Short exercise
Print the entries below word for word; the pictures stay out of your copy.

═════ Listing ═════

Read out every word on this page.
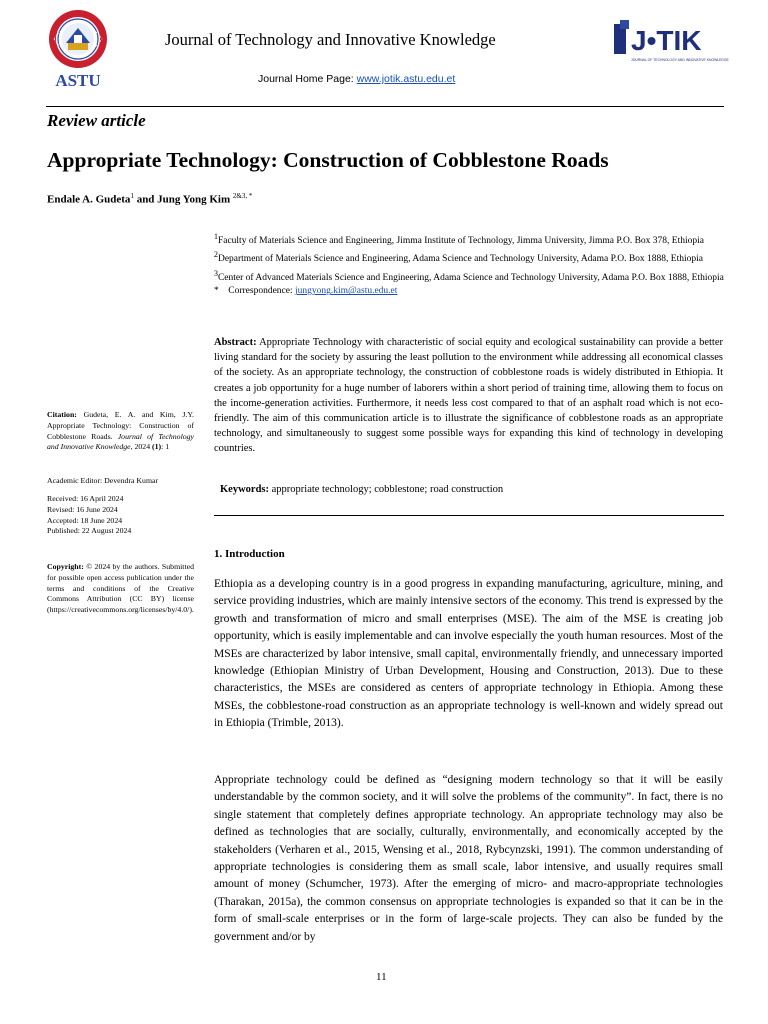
ASTU
Journal of Technology and Innovative Knowledge
Journal Home Page: www.jotik.astu.edu.et
J•TIK
JOURNAL OF TECHNOLOGY AND INNOVATIVE KNOWLEDGE
Review article
Appropriate Technology: Construction of Cobblestone Roads
Endale A. Gudeta$^1$ and Jung Yong Kim $^{2\&3, *}$

$^1$Faculty of Materials Science and Engineering, Jimma Institute of Technology, Jimma University, Jimma P.O. Box 378, Ethiopia

$^2$Department of Materials Science and Engineering, Adama Science and Technology University, Adama P.O. Box 1888, Ethiopia

$^3$Center of Advanced Materials Science and Engineering, Adama Science and Technology University, Adama P.O. Box 1888, Ethiopia

* Correspondence: jungyong.kim@astu.edu.et

Abstract: Appropriate Technology with characteristic of social equity and ecological sustainability can provide a better living standard for the society by assuring the least pollution to the environment while addressing all economical classes of the society. As an appropriate technology, the construction of cobblestone roads is widely distributed in Ethiopia. It creates a job opportunity for a huge number of laborers within a short period of training time, allowing them to focus on the income-generation activities. Furthermore, it needs less cost compared to that of an asphalt road which is not eco-friendly. The aim of this communication article is to illustrate the significance of cobblestone roads as an appropriate technology, and simultaneously to suggest some possible ways for expanding this kind of technology in developing countries.

Keywords: appropriate technology; cobblestone; road construction

Citation: Gudeta, E. A. and Kim, J.Y. Appropriate Technology: Construction of Cobblestone Roads. Journal of Technology and Innovative Knowledge, 2024 (1): 1

Academic Editor: Devendra Kumar

Received: 16 April 2024
Revised: 16 June 2024
Accepted: 18 June 2024
Published: 22 August 2024

Copyright: © 2024 by the authors. Submitted for possible open access publication under the terms and conditions of the Creative Commons Attribution (CC BY) license (https://creativecommons.org/licenses/by/4.0/).

1. Introduction

Ethiopia as a developing country is in a good progress in expanding manufacturing, agriculture, mining, and service providing industries, which are mainly intensive sectors of the economy. This trend is expressed by the growth and transformation of micro and small enterprises (MSE). The aim of the MSE is creating job opportunity, which is easily implementable and can involve especially the youth human resources. Most of the MSEs are characterized by labor intensive, small capital, environmentally friendly, and unnecessary imported knowledge (Ethiopian Ministry of Urban Development, Housing and Construction, 2013). Due to these characteristics, the MSEs are considered as centers of appropriate technology in Ethiopia. Among these MSEs, the cobblestone-road construction as an appropriate technology is well-known and widely spread out in Ethiopia (Trimble, 2013).

Appropriate technology could be defined as “designing modern technology so that it will be easily understandable by the common society, and it will solve the problems of the community”. In fact, there is no single statement that completely defines appropriate technology. An appropriate technology may also be defined as technologies that are socially, culturally, environmentally, and economically accepted by the stakeholders (Verharen et al., 2015, Wensing et al., 2018, Rybcynzski, 1991). The common understanding of appropriate technologies is considering them as small scale, labor intensive, and usually requires small amount of money (Schumcher, 1973). After the emerging of micro- and macro-appropriate technologies (Tharakan, 2015a), the common consensus on appropriate technologies is expanded so that it can be in the form of small-scale enterprises or in the form of large-scale projects. They can also be funded by the government and/or by

11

═════

Task output
Read out every word on this page.
ASTU
Journal of Technology and Innovative Knowledge
Journal Home Page: www.jotik.astu.edu.et
J•TIK
JOURNAL OF TECHNOLOGY AND INNOVATIVE KNOWLEDGE
Review article
Appropriate Technology: Construction of Cobblestone Roads
Endale A. Gudeta$^1$ and Jung Yong Kim $^{2\&3, *}$

$^1$Faculty of Materials Science and Engineering, Jimma Institute of Technology, Jimma University, Jimma P.O. Box 378, Ethiopia

$^2$Department of Materials Science and Engineering, Adama Science and Technology University, Adama P.O. Box 1888, Ethiopia

$^3$Center of Advanced Materials Science and Engineering, Adama Science and Technology University, Adama P.O. Box 1888, Ethiopia

* Correspondence: jungyong.kim@astu.edu.et

Abstract: Appropriate Technology with characteristic of social equity and ecological sustainability can provide a better living standard for the society by assuring the least pollution to the environment while addressing all economical classes of the society. As an appropriate technology, the construction of cobblestone roads is widely distributed in Ethiopia. It creates a job opportunity for a huge number of laborers within a short period of training time, allowing them to focus on the income-generation activities. Furthermore, it needs less cost compared to that of an asphalt road which is not eco-friendly. The aim of this communication article is to illustrate the significance of cobblestone roads as an appropriate technology, and simultaneously to suggest some possible ways for expanding this kind of technology in developing countries.

Keywords: appropriate technology; cobblestone; road construction

Citation: Gudeta, E. A. and Kim, J.Y. Appropriate Technology: Construction of Cobblestone Roads. Journal of Technology and Innovative Knowledge, 2024 (1): 1

Academic Editor: Devendra Kumar

Received: 16 April 2024
Revised: 16 June 2024
Accepted: 18 June 2024
Published: 22 August 2024

Copyright: © 2024 by the authors. Submitted for possible open access publication under the terms and conditions of the Creative Commons Attribution (CC BY) license (https://creativecommons.org/licenses/by/4.0/).

1. Introduction

Ethiopia as a developing country is in a good progress in expanding manufacturing, agriculture, mining, and service providing industries, which are mainly intensive sectors of the economy. This trend is expressed by the growth and transformation of micro and small enterprises (MSE). The aim of the MSE is creating job opportunity, which is easily implementable and can involve especially the youth human resources. Most of the MSEs are characterized by labor intensive, small capital, environmentally friendly, and unnecessary imported knowledge (Ethiopian Ministry of Urban Development, Housing and Construction, 2013). Due to these characteristics, the MSEs are considered as centers of appropriate technology in Ethiopia. Among these MSEs, the cobblestone-road construction as an appropriate technology is well-known and widely spread out in Ethiopia (Trimble, 2013).

Appropriate technology could be defined as “designing modern technology so that it will be easily understandable by the common society, and it will solve the problems of the community”. In fact, there is no single statement that completely defines appropriate technology. An appropriate technology may also be defined as technologies that are socially, culturally, environmentally, and economically accepted by the stakeholders (Verharen et al., 2015, Wensing et al., 2018, Rybcynzski, 1991). The common understanding of appropriate technologies is considering them as small scale, labor intensive, and usually requires small amount of money (Schumcher, 1973). After the emerging of micro- and macro-appropriate technologies (Tharakan, 2015a), the common consensus on appropriate technologies is expanded so that it can be in the form of small-scale enterprises or in the form of large-scale projects. They can also be funded by the government and/or by

11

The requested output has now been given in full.